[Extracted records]
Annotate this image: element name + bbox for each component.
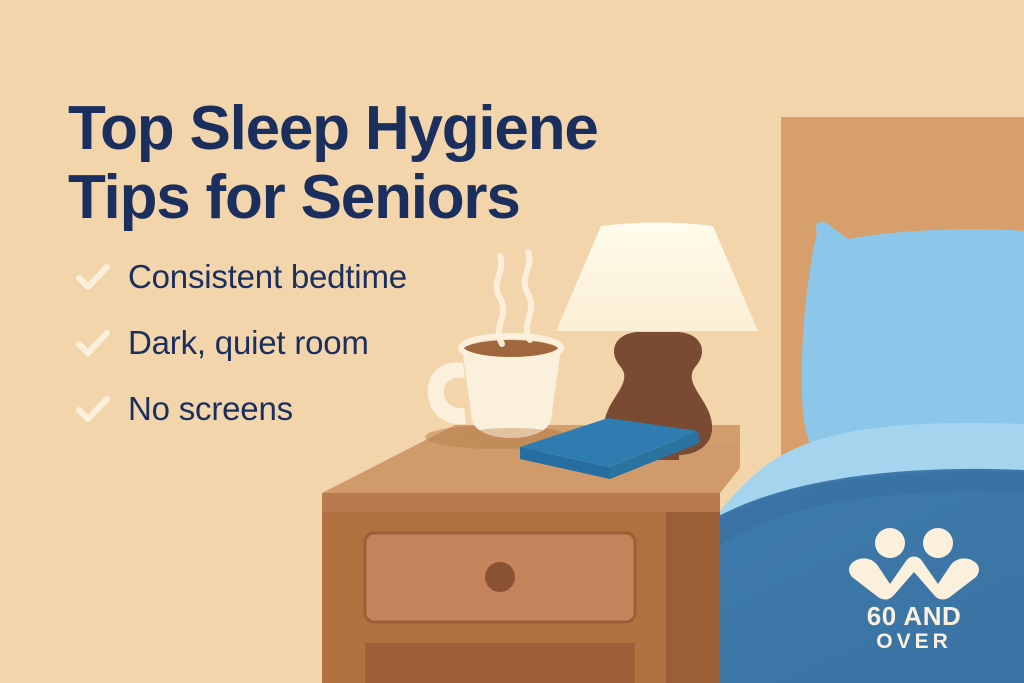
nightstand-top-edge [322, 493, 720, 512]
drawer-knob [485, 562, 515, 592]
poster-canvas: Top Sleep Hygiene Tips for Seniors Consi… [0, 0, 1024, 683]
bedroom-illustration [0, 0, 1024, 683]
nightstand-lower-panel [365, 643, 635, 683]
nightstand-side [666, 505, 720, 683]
* * *
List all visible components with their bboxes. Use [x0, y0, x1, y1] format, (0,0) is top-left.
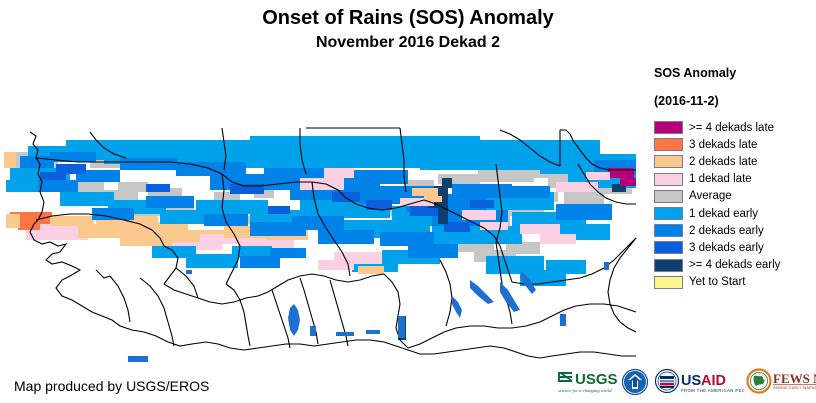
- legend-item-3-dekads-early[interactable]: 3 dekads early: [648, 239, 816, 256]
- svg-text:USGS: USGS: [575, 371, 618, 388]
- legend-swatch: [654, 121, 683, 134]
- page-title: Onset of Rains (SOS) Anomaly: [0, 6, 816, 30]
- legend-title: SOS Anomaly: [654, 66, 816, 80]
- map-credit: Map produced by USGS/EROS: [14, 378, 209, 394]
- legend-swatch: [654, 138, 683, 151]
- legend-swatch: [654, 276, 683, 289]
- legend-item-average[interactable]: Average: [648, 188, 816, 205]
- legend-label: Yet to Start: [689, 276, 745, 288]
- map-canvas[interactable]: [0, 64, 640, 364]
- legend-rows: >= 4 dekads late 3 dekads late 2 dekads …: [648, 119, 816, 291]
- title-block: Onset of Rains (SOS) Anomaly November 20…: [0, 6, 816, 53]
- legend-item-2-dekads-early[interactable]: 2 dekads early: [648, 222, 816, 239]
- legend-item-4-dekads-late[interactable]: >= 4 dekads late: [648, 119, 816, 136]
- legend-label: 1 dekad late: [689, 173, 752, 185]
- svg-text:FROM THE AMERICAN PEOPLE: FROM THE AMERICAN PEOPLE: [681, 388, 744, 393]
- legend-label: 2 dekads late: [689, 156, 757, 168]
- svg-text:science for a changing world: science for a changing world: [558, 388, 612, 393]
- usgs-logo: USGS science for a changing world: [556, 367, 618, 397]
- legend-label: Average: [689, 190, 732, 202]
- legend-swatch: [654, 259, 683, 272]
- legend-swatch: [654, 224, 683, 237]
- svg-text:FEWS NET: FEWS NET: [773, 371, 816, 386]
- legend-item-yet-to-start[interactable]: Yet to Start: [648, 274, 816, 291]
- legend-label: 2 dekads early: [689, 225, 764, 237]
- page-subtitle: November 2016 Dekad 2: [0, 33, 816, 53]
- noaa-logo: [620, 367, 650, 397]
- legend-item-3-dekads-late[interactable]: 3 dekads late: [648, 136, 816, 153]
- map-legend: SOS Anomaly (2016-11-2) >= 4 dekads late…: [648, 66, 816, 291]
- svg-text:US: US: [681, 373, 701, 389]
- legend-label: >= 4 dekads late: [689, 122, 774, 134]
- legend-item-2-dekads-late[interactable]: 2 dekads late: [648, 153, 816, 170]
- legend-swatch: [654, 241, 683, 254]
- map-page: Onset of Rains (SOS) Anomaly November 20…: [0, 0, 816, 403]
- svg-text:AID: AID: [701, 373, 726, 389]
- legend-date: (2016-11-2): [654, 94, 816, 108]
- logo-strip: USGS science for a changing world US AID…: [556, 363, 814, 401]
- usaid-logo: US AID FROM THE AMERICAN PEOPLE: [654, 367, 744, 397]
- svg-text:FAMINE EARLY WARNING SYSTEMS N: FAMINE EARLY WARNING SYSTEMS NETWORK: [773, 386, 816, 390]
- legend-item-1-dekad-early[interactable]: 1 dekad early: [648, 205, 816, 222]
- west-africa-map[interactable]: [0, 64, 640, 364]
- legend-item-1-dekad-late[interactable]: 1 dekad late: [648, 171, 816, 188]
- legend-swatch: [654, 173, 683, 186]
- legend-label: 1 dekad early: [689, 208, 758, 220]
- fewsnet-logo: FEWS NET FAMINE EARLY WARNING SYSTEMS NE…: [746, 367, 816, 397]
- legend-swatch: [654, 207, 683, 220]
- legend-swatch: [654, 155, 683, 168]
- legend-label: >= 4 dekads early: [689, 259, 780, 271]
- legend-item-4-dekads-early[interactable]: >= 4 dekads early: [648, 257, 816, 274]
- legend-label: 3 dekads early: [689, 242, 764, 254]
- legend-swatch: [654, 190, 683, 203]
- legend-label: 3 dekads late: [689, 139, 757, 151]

> **Aim of the task**: How many lines in the rows above contain the string "FEWS"? Give only the number.

> **Solution**: 2